• _WHAT IS ASKED_:
Give the material once more, word for word, without any images.

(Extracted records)

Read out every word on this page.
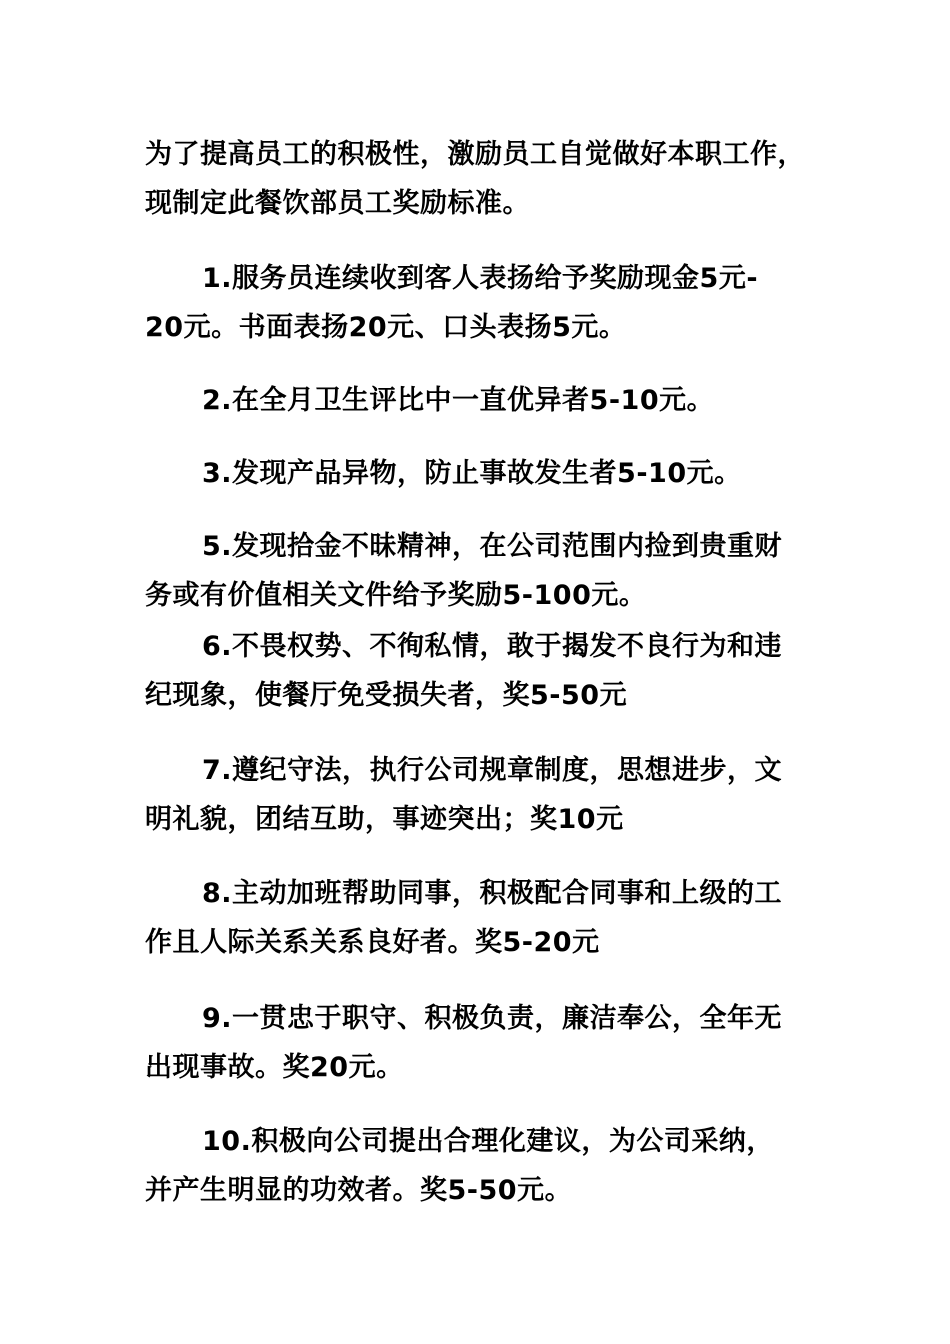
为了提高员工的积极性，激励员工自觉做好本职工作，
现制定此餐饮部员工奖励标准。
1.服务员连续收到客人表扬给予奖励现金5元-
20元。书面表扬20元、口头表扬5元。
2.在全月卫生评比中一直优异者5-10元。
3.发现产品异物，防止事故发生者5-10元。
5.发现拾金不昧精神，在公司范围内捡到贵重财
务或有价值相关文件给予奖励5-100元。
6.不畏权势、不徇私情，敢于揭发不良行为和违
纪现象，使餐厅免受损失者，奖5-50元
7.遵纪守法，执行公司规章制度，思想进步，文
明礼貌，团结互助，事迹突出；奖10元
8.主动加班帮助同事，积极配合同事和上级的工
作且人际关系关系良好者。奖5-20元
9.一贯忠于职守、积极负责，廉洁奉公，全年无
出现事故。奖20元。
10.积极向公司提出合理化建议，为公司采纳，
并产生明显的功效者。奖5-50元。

• _FINISHED EXERCISE_:
Read out every word on this page.
为了提高员工的积极性，激励员工自觉做好本职工作，
现制定此餐饮部员工奖励标准。
1.服务员连续收到客人表扬给予奖励现金5元-
20元。书面表扬20元、口头表扬5元。
2.在全月卫生评比中一直优异者5-10元。
3.发现产品异物，防止事故发生者5-10元。
5.发现拾金不昧精神，在公司范围内捡到贵重财
务或有价值相关文件给予奖励5-100元。
6.不畏权势、不徇私情，敢于揭发不良行为和违
纪现象，使餐厅免受损失者，奖5-50元
7.遵纪守法，执行公司规章制度，思想进步，文
明礼貌，团结互助，事迹突出；奖10元
8.主动加班帮助同事，积极配合同事和上级的工
作且人际关系关系良好者。奖5-20元
9.一贯忠于职守、积极负责，廉洁奉公，全年无
出现事故。奖20元。
10.积极向公司提出合理化建议，为公司采纳，
并产生明显的功效者。奖5-50元。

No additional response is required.